Data
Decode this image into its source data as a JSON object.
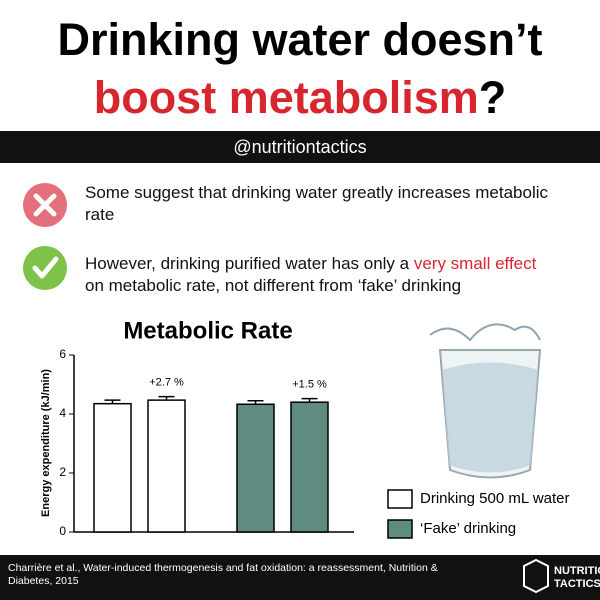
{
  "header": {
    "title_line1": "Drinking water doesn’t",
    "title_line2": "boost metabolism",
    "title_mark": "?",
    "handle": "@nutritiontactics"
  },
  "points": [
    {
      "parts": [
        "Some suggest that drinking water greatly increases metabolic rate"
      ]
    },
    {
      "parts": [
        "However, drinking purified water has only a ",
        "very small effect",
        " on metabolic rate, not different from ‘fake’ drinking"
      ]
    }
  ],
  "chart_data": {
    "type": "bar",
    "title": "Metabolic Rate",
    "y_label": "Energy expenditure (kJ/min)",
    "categories": [
      null,
      null
    ],
    "series": [
      {
        "name": "Drinking 500 mL water",
        "color": "#ffffff",
        "values": [
          4.35,
          4.47
        ],
        "errors": [
          0.12,
          0.12
        ]
      },
      {
        "name": "‘Fake’ drinking",
        "color": "#5f8b80",
        "values": [
          4.33,
          4.4
        ],
        "errors": [
          0.12,
          0.12
        ]
      }
    ],
    "annotations": [
      "+2.7 %",
      "+1.5 %"
    ],
    "ylim": [
      0,
      6
    ],
    "yticks": [
      0,
      2,
      4,
      6
    ]
  },
  "footer": {
    "citation": "Charrière et al., Water-induced thermogenesis and fat oxidation: a reassessment, Nutrition & Diabetes, 2015",
    "brand_line1": "NUTRITION",
    "brand_line2": "TACTICS"
  }
}
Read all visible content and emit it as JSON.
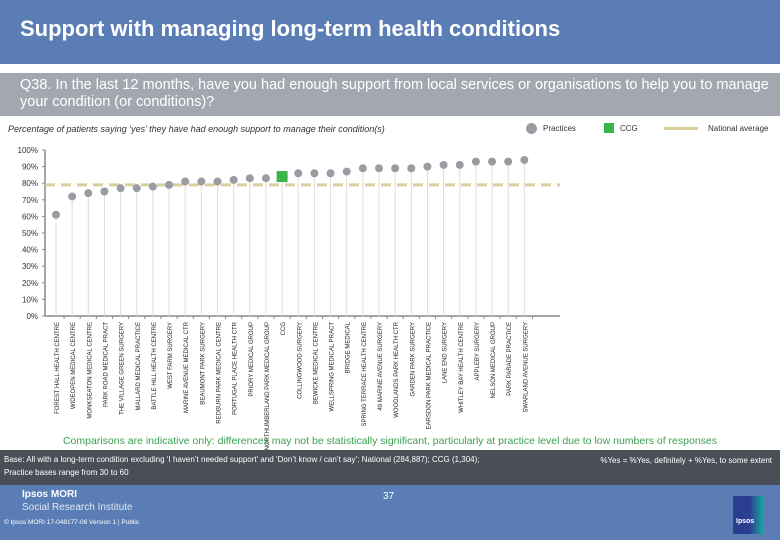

Required action
The listing must be repeated word for word, and none of its pictures may appear in the copy.

Exercise answer
Decode this image into its source data as a JSON object.
{
  "header": {
    "title_line1": "Drinking water doesn’t",
    "title_line2": "boost metabolism",
    "title_mark": "?",
    "handle": "@nutritiontactics"
  },
  "points": [
    {
      "parts": [
        "Some suggest that drinking water greatly increases metabolic rate"
      ]
    },
    {
      "parts": [
        "However, drinking purified water has only a ",
        "very small effect",
        " on metabolic rate, not different from ‘fake’ drinking"
      ]
    }
  ],
  "chart_data": {
    "type": "bar",
    "title": "Metabolic Rate",
    "y_label": "Energy expenditure (kJ/min)",
    "categories": [
      null,
      null
    ],
    "series": [
      {
        "name": "Drinking 500 mL water",
        "color": "#ffffff",
        "values": [
          4.35,
          4.47
        ],
        "errors": [
          0.12,
          0.12
        ]
      },
      {
        "name": "‘Fake’ drinking",
        "color": "#5f8b80",
        "values": [
          4.33,
          4.4
        ],
        "errors": [
          0.12,
          0.12
        ]
      }
    ],
    "annotations": [
      "+2.7 %",
      "+1.5 %"
    ],
    "ylim": [
      0,
      6
    ],
    "yticks": [
      0,
      2,
      4,
      6
    ]
  },
  "footer": {
    "citation": "Charrière et al., Water-induced thermogenesis and fat oxidation: a reassessment, Nutrition & Diabetes, 2015",
    "brand_line1": "NUTRITION",
    "brand_line2": "TACTICS"
  }
}
Read all visible content and emit it as JSON.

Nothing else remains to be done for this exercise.